__YOUR OBJECTIVE__. Go through the material and pull out every line with the string "this" in it.

__SOURCE MATERIAL__.

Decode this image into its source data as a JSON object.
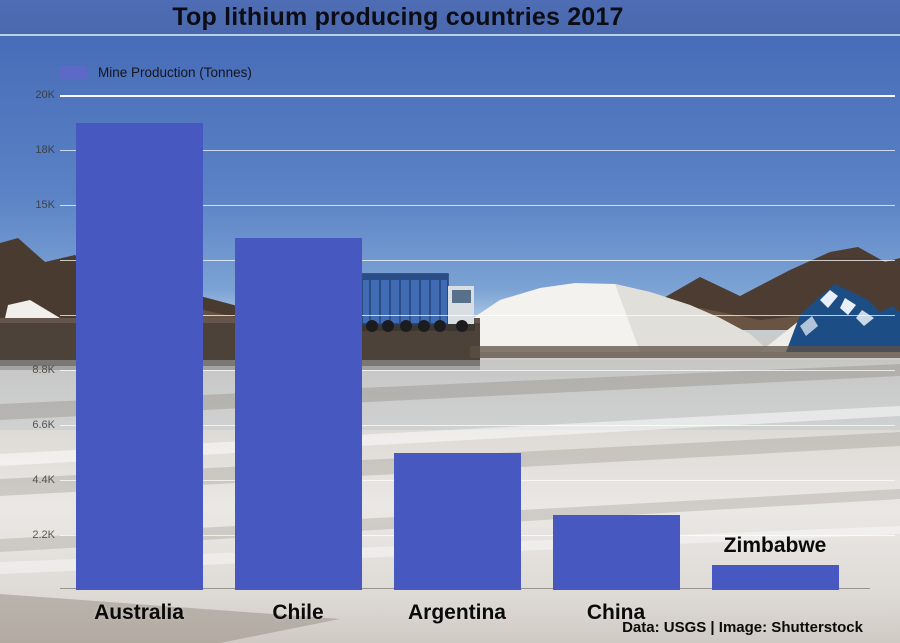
{
  "title": "Top lithium producing countries 2017",
  "legend": {
    "label": "Mine Production (Tonnes)",
    "swatch_color": "#5d69c6"
  },
  "credit": "Data: USGS | Image: Shutterstock",
  "colors": {
    "bar": "#4758c1",
    "title_bar_background": "#4c6ab0",
    "gridline": "#ffffff",
    "blue_mountain_graphic": "#1d4d85"
  },
  "chart_data": {
    "type": "bar",
    "title": "Top lithium producing countries 2017",
    "series_name": "Mine Production (Tonnes)",
    "unit": "tonnes",
    "categories": [
      "Australia",
      "Chile",
      "Argentina",
      "China",
      "Zimbabwe"
    ],
    "values": [
      18700,
      14100,
      5500,
      3000,
      1000
    ],
    "ylim": [
      0,
      20900
    ],
    "gridlines": true,
    "legend_position": "top-left",
    "y_ticks": [
      {
        "value": 2200,
        "label": "2.2K"
      },
      {
        "value": 4400,
        "label": "4.4K"
      },
      {
        "value": 6600,
        "label": "6.6K"
      },
      {
        "value": 8800,
        "label": "8.8K"
      },
      {
        "value": 11000,
        "label": ""
      },
      {
        "value": 13200,
        "label": ""
      },
      {
        "value": 15400,
        "label": "15K"
      },
      {
        "value": 17600,
        "label": "18K"
      },
      {
        "value": 19800,
        "label": "20K"
      }
    ]
  }
}
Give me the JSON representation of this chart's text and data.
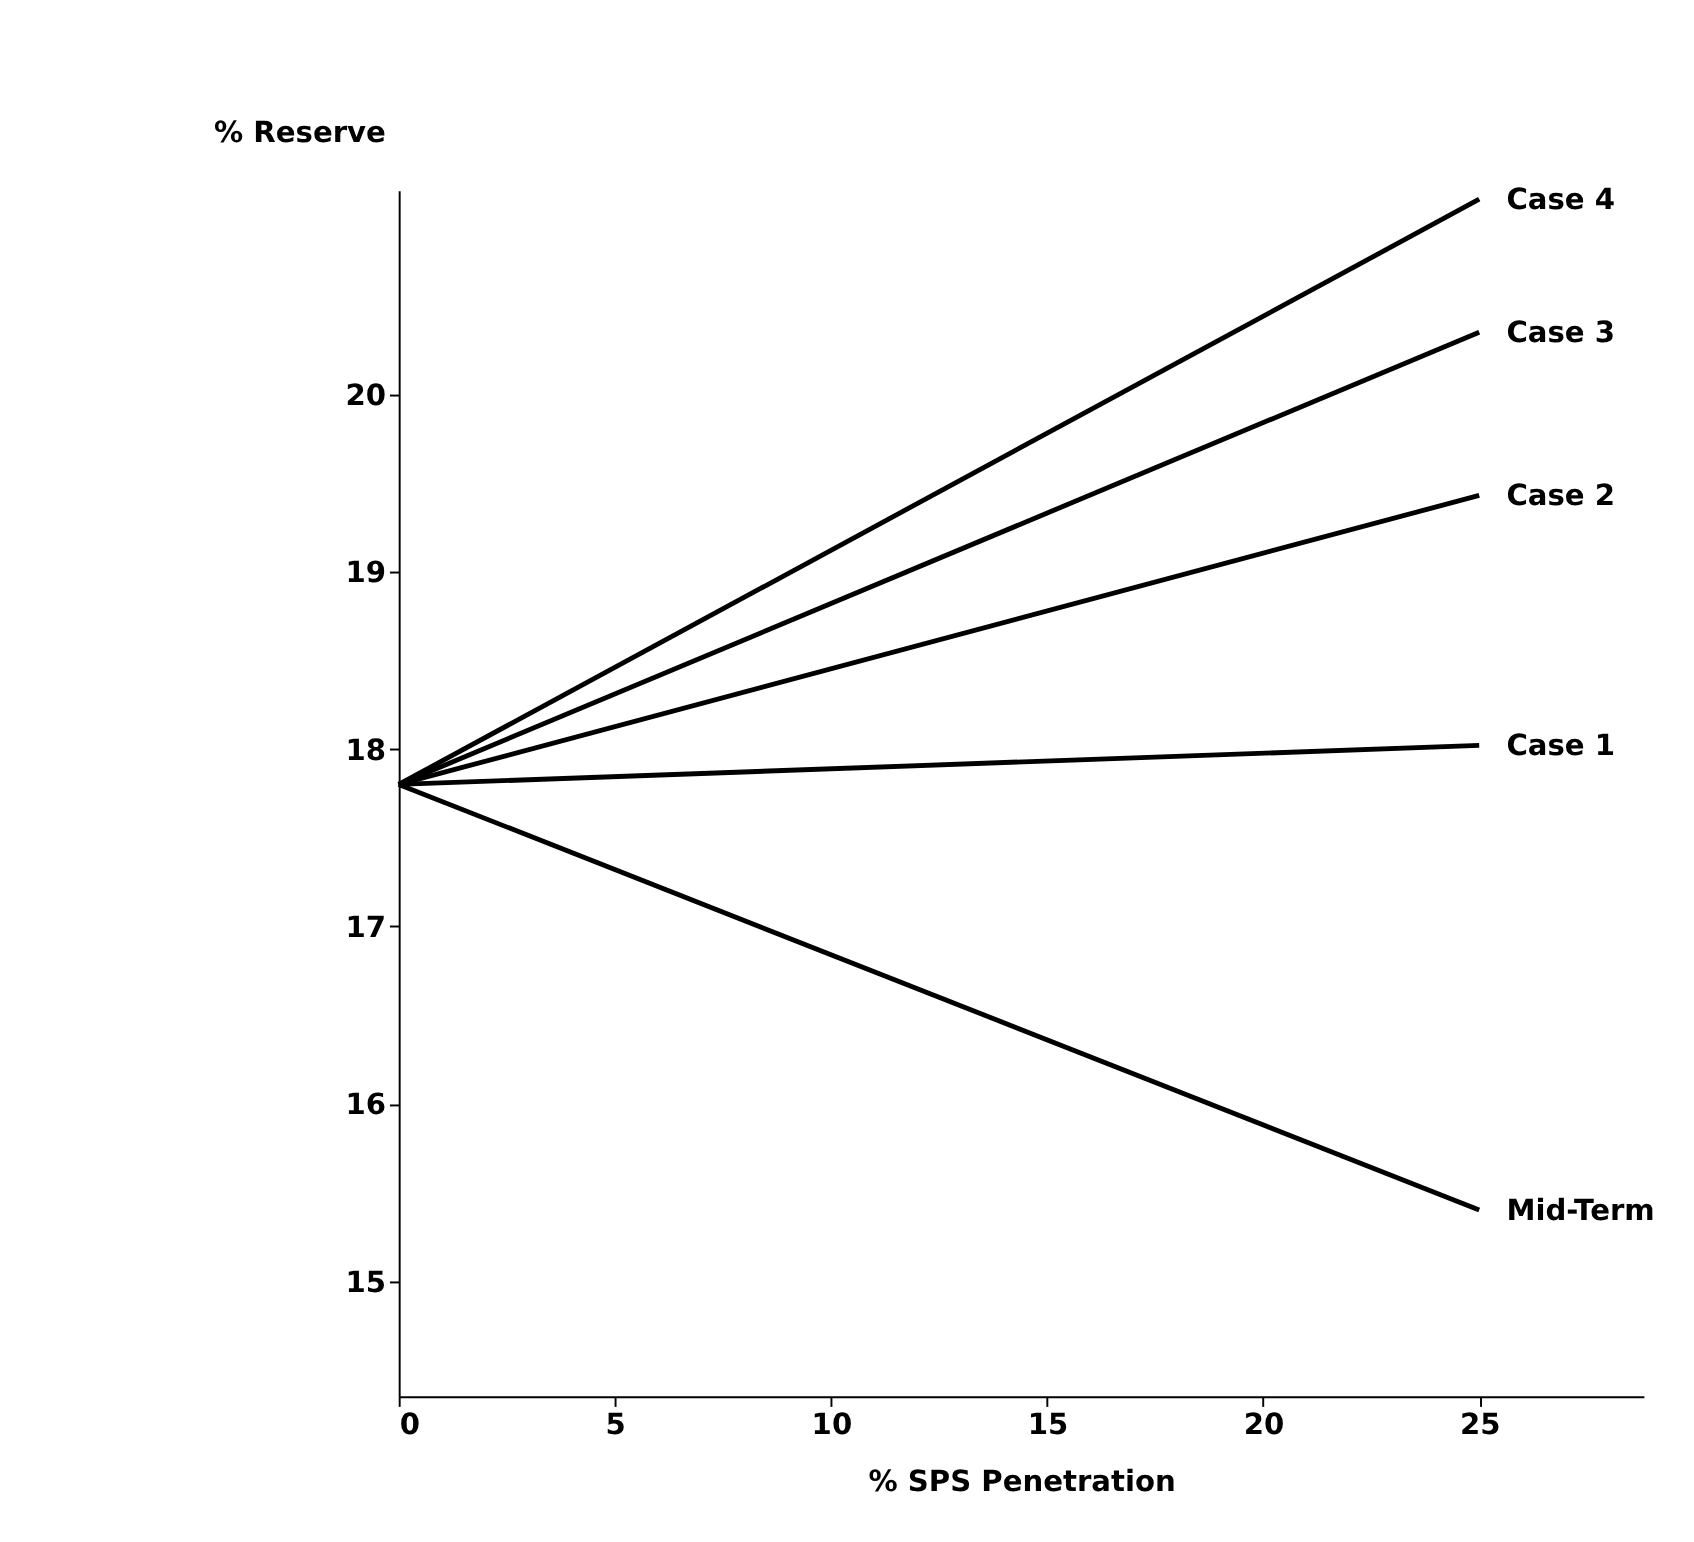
{
  "chart_data": {
    "type": "line",
    "xlabel": "% SPS Penetration",
    "ylabel": "% Reserve",
    "x": [
      0,
      25
    ],
    "series": [
      {
        "name": "Case 4",
        "color": "#000000",
        "values": [
          17.8,
          21.1
        ]
      },
      {
        "name": "Case 3",
        "color": "#000000",
        "values": [
          17.8,
          20.35
        ]
      },
      {
        "name": "Case 2",
        "color": "#000000",
        "values": [
          17.8,
          19.43
        ]
      },
      {
        "name": "Case 1",
        "color": "#000000",
        "values": [
          17.8,
          18.02
        ]
      },
      {
        "name": "Mid-Term",
        "color": "#000000",
        "values": [
          17.8,
          15.4
        ]
      }
    ],
    "xlim": [
      0,
      28.8
    ],
    "xticks": [
      0,
      5,
      10,
      15,
      20,
      25
    ],
    "ylim": [
      14.35,
      21.15
    ],
    "yticks": [
      15,
      16,
      17,
      18,
      19,
      20
    ],
    "grid": false,
    "legend": false,
    "marker": "none",
    "line_style": "solid"
  }
}
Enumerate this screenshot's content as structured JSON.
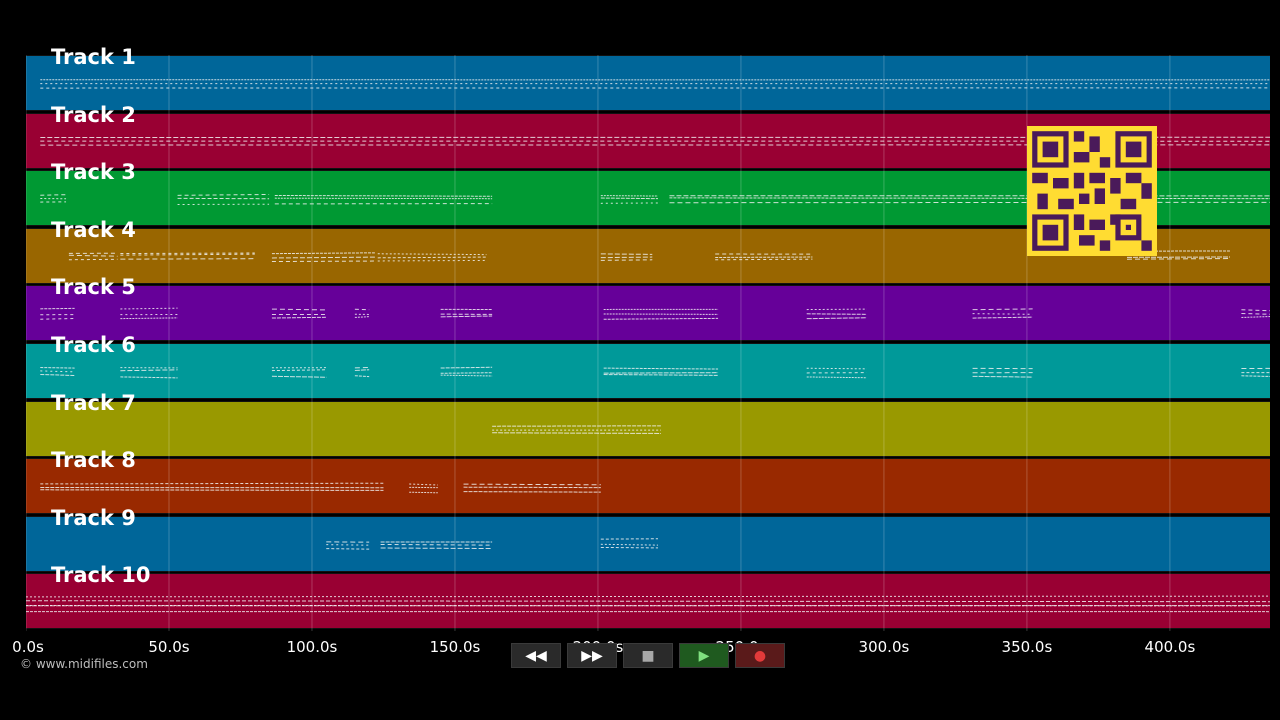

__THE ANSWER__.
Decode this image into its source data as a JSON object.
Give me the JSON representation of this chart's text and data.
Enumerate this screenshot's content as structured JSON.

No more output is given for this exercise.